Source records

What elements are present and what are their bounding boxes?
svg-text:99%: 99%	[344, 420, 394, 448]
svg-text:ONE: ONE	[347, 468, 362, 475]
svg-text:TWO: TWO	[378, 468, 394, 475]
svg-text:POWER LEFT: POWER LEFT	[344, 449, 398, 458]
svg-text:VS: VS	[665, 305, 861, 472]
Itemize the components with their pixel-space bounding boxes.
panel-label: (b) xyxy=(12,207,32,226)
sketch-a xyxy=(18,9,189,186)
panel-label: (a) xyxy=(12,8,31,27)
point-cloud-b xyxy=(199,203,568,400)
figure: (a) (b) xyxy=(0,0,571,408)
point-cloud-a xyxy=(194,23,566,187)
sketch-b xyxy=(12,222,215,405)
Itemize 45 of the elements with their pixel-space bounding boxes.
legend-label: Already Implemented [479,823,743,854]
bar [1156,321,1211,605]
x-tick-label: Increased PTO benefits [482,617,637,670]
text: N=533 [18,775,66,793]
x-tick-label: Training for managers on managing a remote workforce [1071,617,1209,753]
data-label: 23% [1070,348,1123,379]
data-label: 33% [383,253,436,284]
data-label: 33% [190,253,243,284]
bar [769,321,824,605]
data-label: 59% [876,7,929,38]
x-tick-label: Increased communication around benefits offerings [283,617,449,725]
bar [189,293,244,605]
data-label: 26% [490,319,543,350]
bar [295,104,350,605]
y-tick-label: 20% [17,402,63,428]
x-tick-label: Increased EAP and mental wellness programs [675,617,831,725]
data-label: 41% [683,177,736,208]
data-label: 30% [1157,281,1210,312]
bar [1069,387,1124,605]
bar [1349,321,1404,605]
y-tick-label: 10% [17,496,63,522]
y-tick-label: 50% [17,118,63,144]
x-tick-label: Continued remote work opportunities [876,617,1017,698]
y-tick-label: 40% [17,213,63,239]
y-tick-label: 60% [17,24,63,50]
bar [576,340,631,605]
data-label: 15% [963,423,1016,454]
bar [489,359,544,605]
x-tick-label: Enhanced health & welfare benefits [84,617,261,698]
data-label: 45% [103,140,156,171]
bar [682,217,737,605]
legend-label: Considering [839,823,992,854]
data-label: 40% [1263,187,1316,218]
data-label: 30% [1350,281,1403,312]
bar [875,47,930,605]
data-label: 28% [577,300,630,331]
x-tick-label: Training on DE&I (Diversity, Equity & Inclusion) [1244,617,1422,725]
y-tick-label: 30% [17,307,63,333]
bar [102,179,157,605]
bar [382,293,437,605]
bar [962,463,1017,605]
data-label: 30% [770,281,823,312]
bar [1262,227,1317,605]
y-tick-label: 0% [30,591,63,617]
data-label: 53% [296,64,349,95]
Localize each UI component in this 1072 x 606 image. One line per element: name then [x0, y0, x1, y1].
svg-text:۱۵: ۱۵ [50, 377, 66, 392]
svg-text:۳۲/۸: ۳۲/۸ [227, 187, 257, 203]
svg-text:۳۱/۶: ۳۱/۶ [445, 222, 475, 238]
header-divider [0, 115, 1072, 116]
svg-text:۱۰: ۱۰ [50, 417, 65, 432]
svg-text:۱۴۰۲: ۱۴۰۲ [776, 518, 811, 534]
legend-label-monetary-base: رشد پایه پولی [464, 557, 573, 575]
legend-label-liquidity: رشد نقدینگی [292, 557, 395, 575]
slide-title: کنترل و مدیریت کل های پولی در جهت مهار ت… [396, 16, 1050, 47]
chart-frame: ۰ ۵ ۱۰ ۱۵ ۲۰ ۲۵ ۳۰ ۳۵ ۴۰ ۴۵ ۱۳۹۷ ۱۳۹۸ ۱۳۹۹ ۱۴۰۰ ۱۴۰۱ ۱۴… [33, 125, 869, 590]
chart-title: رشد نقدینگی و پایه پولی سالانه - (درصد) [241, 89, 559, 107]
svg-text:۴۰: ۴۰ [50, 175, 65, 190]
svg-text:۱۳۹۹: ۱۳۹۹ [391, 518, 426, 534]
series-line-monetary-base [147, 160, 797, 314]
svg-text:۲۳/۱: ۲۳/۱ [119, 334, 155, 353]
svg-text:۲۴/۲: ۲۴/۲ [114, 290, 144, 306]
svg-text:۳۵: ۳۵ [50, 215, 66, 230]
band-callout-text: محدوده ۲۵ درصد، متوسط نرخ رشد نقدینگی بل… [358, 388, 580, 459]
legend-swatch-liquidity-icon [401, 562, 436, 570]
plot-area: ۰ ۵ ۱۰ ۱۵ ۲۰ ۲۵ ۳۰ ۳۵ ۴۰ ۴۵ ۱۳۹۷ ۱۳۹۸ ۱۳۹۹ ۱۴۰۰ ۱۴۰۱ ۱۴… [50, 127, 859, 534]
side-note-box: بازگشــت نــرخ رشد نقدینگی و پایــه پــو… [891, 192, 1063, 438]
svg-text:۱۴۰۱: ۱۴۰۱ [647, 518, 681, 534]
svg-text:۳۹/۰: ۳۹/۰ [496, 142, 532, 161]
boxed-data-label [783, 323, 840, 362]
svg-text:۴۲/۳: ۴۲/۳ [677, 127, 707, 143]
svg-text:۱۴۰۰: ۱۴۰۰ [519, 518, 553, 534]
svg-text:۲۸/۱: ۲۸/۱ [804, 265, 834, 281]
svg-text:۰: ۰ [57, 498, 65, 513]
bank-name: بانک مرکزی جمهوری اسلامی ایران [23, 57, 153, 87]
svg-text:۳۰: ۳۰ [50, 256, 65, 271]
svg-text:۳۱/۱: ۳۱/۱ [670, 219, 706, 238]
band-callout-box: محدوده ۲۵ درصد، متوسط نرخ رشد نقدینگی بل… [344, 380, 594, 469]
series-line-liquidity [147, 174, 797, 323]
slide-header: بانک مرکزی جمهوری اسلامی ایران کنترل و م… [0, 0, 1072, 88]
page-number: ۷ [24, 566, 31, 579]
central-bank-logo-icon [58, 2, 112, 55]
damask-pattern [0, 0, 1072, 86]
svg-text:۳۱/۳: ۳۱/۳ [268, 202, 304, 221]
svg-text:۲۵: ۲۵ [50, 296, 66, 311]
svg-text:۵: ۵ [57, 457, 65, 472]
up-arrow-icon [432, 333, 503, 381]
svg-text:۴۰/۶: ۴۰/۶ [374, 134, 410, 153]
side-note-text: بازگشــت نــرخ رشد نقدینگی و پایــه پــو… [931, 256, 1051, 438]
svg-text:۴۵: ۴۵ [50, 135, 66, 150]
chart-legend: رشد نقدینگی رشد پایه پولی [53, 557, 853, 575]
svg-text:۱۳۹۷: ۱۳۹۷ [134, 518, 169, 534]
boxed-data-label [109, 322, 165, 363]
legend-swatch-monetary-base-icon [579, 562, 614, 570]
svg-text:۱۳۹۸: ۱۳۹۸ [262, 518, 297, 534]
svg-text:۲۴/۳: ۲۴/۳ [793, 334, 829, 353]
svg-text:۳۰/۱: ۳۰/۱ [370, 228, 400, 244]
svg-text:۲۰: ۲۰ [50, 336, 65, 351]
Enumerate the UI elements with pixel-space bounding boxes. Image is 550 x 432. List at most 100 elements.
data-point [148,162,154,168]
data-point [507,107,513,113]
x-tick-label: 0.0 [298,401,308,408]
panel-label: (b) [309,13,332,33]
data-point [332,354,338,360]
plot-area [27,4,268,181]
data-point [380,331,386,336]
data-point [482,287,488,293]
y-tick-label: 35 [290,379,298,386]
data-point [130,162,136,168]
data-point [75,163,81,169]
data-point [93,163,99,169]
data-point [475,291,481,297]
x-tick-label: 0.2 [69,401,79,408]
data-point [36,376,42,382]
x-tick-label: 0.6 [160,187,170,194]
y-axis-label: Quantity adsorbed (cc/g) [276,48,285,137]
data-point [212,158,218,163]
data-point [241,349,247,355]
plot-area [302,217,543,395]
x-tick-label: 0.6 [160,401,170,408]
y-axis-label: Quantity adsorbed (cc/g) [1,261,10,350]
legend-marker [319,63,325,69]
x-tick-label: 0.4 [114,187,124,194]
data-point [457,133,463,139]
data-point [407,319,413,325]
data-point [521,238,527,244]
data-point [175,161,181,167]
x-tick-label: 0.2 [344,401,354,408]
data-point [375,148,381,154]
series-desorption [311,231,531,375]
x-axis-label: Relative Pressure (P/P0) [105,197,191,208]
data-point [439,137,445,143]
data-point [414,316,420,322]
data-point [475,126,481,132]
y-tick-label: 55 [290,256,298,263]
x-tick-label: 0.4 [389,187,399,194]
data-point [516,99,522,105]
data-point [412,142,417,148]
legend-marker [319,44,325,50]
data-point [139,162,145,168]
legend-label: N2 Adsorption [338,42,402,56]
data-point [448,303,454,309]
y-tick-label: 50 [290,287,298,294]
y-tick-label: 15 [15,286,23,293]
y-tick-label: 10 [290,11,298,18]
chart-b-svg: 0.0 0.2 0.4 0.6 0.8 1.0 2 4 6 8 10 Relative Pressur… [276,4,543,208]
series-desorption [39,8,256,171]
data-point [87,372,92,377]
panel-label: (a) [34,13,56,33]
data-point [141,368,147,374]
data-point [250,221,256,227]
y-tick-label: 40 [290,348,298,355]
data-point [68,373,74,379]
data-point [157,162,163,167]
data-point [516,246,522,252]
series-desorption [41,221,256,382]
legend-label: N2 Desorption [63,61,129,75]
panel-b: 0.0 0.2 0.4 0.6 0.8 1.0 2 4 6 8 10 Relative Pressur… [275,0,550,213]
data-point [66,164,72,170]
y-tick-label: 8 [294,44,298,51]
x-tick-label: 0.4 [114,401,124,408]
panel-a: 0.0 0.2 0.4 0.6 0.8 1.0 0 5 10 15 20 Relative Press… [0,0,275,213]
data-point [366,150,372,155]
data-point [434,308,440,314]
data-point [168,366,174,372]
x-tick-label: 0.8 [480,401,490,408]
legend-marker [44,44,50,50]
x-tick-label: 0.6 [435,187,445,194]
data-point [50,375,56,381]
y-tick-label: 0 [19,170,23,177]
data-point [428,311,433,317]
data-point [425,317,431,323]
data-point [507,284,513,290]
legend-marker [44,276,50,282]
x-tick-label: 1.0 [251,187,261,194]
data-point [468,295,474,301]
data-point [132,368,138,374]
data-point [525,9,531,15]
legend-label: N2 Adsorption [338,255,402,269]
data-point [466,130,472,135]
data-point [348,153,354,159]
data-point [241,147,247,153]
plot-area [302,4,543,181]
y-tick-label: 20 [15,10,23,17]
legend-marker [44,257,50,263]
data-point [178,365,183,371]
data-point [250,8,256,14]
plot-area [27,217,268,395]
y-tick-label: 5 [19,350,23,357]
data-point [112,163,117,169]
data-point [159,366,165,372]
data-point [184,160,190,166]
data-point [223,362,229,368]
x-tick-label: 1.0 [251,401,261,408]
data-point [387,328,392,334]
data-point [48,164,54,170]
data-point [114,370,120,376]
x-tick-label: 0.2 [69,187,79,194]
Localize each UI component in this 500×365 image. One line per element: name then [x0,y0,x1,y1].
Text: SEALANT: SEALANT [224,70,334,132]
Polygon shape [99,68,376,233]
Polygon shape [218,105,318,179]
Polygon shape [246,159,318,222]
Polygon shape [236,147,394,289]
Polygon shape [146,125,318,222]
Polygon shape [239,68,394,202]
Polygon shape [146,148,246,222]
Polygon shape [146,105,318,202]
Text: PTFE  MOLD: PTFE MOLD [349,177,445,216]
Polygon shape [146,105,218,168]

> [Work instructions]: Swap "bounding boxes" for "coordinates" in the part of the listing that opens with its first line and closes with the line containing "sketch-a xyxy=(18,9,189,186)", keeping everything else unchanged. Return only those lines.

> [Exercise output]:
What elements are present and what are their coordinates?
svg-text:99%: 99%	[344, 420, 394, 448]
svg-text:ONE: ONE	[347, 468, 362, 475]
svg-text:TWO: TWO	[378, 468, 394, 475]
svg-text:POWER LEFT: POWER LEFT	[344, 449, 398, 458]
svg-text:VS: VS	[665, 305, 861, 472]
Itemize the components with their pixel-space coordinates.
panel-label: (b) xyxy=(12,207,32,226)
sketch-a xyxy=(18,9,189,186)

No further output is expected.